Written exercise:
The records that follow are to be repeated without alteration.

>> begin Data extract

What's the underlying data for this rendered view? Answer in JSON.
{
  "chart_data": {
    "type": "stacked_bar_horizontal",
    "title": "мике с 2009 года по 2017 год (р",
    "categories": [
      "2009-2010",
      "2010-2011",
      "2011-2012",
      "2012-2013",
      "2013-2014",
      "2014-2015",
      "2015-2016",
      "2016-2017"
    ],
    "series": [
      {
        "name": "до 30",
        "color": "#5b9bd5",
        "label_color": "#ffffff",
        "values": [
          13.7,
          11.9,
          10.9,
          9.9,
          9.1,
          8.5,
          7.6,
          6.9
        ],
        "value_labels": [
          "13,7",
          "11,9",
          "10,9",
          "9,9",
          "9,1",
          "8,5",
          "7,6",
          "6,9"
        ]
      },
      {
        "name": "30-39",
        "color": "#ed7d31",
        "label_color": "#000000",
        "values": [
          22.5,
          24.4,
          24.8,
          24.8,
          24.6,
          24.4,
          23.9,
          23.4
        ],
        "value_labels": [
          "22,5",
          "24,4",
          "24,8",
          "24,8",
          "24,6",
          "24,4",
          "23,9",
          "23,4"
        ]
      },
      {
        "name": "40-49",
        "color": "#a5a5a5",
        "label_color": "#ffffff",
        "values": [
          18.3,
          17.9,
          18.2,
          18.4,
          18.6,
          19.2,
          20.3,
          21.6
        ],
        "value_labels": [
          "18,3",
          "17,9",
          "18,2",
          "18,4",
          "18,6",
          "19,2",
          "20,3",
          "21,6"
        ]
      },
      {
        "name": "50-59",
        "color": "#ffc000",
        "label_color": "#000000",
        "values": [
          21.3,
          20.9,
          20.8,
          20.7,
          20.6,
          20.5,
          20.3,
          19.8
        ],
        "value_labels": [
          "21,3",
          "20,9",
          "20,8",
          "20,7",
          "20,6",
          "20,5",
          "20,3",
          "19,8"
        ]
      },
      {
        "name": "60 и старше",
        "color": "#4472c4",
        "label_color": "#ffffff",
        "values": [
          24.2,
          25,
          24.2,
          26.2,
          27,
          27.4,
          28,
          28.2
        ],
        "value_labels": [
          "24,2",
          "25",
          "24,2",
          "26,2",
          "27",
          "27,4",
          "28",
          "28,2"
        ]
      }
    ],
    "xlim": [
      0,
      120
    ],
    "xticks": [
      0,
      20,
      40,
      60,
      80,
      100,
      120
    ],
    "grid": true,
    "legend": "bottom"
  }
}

>> end Data extract

Response to this task:
What's the underlying data for this rendered view? Answer in JSON.
{
  "chart_data": {
    "type": "stacked_bar_horizontal",
    "title": "мике с 2009 года по 2017 год (р",
    "categories": [
      "2009-2010",
      "2010-2011",
      "2011-2012",
      "2012-2013",
      "2013-2014",
      "2014-2015",
      "2015-2016",
      "2016-2017"
    ],
    "series": [
      {
        "name": "до 30",
        "color": "#5b9bd5",
        "label_color": "#ffffff",
        "values": [
          13.7,
          11.9,
          10.9,
          9.9,
          9.1,
          8.5,
          7.6,
          6.9
        ],
        "value_labels": [
          "13,7",
          "11,9",
          "10,9",
          "9,9",
          "9,1",
          "8,5",
          "7,6",
          "6,9"
        ]
      },
      {
        "name": "30-39",
        "color": "#ed7d31",
        "label_color": "#000000",
        "values": [
          22.5,
          24.4,
          24.8,
          24.8,
          24.6,
          24.4,
          23.9,
          23.4
        ],
        "value_labels": [
          "22,5",
          "24,4",
          "24,8",
          "24,8",
          "24,6",
          "24,4",
          "23,9",
          "23,4"
        ]
      },
      {
        "name": "40-49",
        "color": "#a5a5a5",
        "label_color": "#ffffff",
        "values": [
          18.3,
          17.9,
          18.2,
          18.4,
          18.6,
          19.2,
          20.3,
          21.6
        ],
        "value_labels": [
          "18,3",
          "17,9",
          "18,2",
          "18,4",
          "18,6",
          "19,2",
          "20,3",
          "21,6"
        ]
      },
      {
        "name": "50-59",
        "color": "#ffc000",
        "label_color": "#000000",
        "values": [
          21.3,
          20.9,
          20.8,
          20.7,
          20.6,
          20.5,
          20.3,
          19.8
        ],
        "value_labels": [
          "21,3",
          "20,9",
          "20,8",
          "20,7",
          "20,6",
          "20,5",
          "20,3",
          "19,8"
        ]
      },
      {
        "name": "60 и старше",
        "color": "#4472c4",
        "label_color": "#ffffff",
        "values": [
          24.2,
          25,
          24.2,
          26.2,
          27,
          27.4,
          28,
          28.2
        ],
        "value_labels": [
          "24,2",
          "25",
          "24,2",
          "26,2",
          "27",
          "27,4",
          "28",
          "28,2"
        ]
      }
    ],
    "xlim": [
      0,
      120
    ],
    "xticks": [
      0,
      20,
      40,
      60,
      80,
      100,
      120
    ],
    "grid": true,
    "legend": "bottom"
  }
}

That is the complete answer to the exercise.